Text section:
*****

Updated: Jan 17
*The Vibrational Scale is a concept I have lovely taken from Melody Fletcher, who is a wonderful Law of Attraction teacher. I highly recommend checking her work out.*
What Is the Vibrational Scale?
One of the best frameworks I have ever come across for explaining emotions is the Vibrational Scale.
It essentially states that emotions can be placed on a scale - much like a number line - like this:
To define each of these emotions:
Sadness is the feeling of powerlessness directed inwards. This manifests in thoughts such as "it's all my fault" and "there's something wrong with me".
Anger is the feeling of powerlessness directed outwards, and is higher numerically on the scale because it is no longer placing blame on yourself. Examples of anger-based feelings include "it's his/their/society's/God's fault this is happening".
When feeling Neutral, nothing feels good or bad. You might feel a little numb overall emotionally. You do not have positive or negative thoughts about something.

*****

Please carry on with the text about the Vibrational Scale, picking up right after its last sentence.

Source data:
*****

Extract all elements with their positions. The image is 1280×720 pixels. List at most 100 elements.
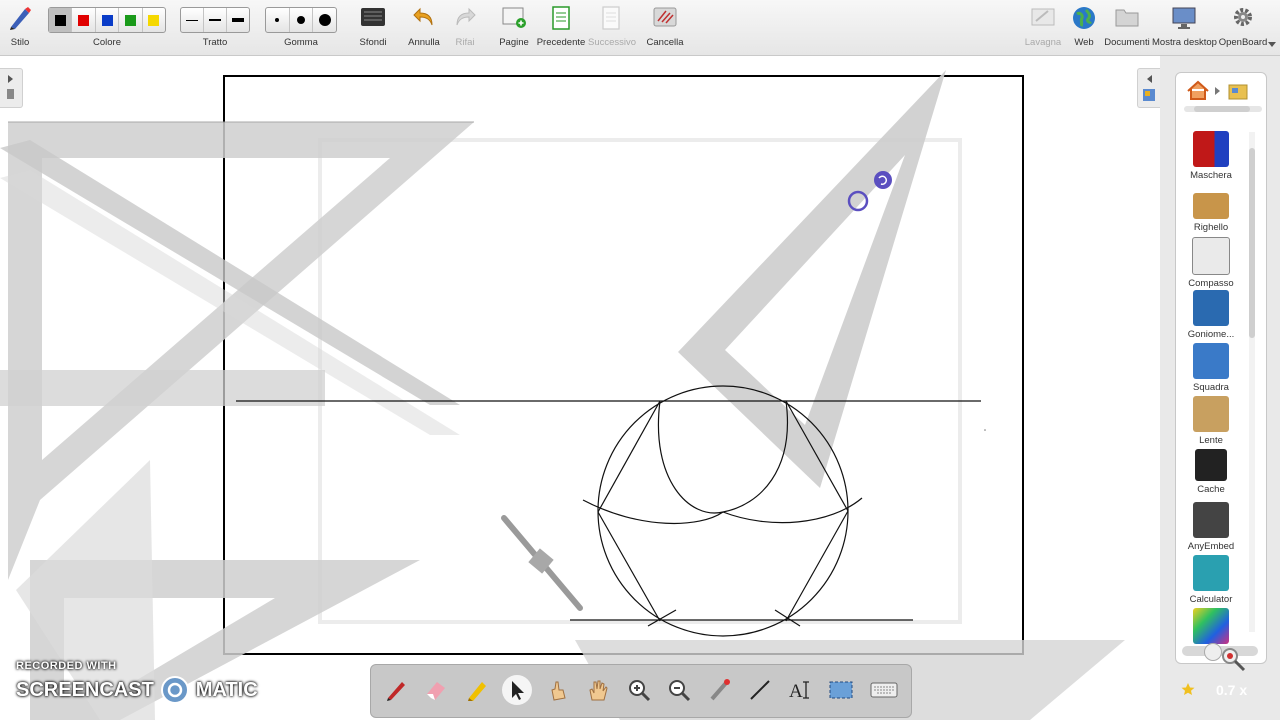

*****

Output for this task:
Hopefulness is the next number on the scale, and is the first positive number. In this emotional state, you are excited about the possibility that maybe things will work out for you. You are starting to take on you personal power. This feeling will manifest in thoughts like "maybe I do get to have what I want" or "I'm excited that what I want is coming to me!"
In Joy, you are in the feeling of complete personal power. You KNOW that you get to have what you want, and what you want is coming to you. You are relaxed in the feeling of already having it, regardless of whether or not you actually have it physically yet, because you know it is on the way. Thoughts in this stage include, "I'm so happy!" or "I love it!"
Looking back at the scale, notice how the "negative" emotions of sadness and anger are negative numbers, neutral emotions is 0, and that positive emotions are positive numbers. This is intentional, because, like numbers, a "negative" emotion is not worse or better than a positive one. They are not a bad thing - they simply are.
And while negative emotions are not technically bad, more likely than not, you would like to feel better overall. Fortunately, like numbers, a negative can be changed into a positive if you know how to do so.
How Do I Change Where I'm at on the Vibrational Scale?
The first thing to do is to acknowledge where you currently are on the scale. If you feel despair and are certain that you will never have a boyfriend if you really want one, for example, then you are in the range of sadness.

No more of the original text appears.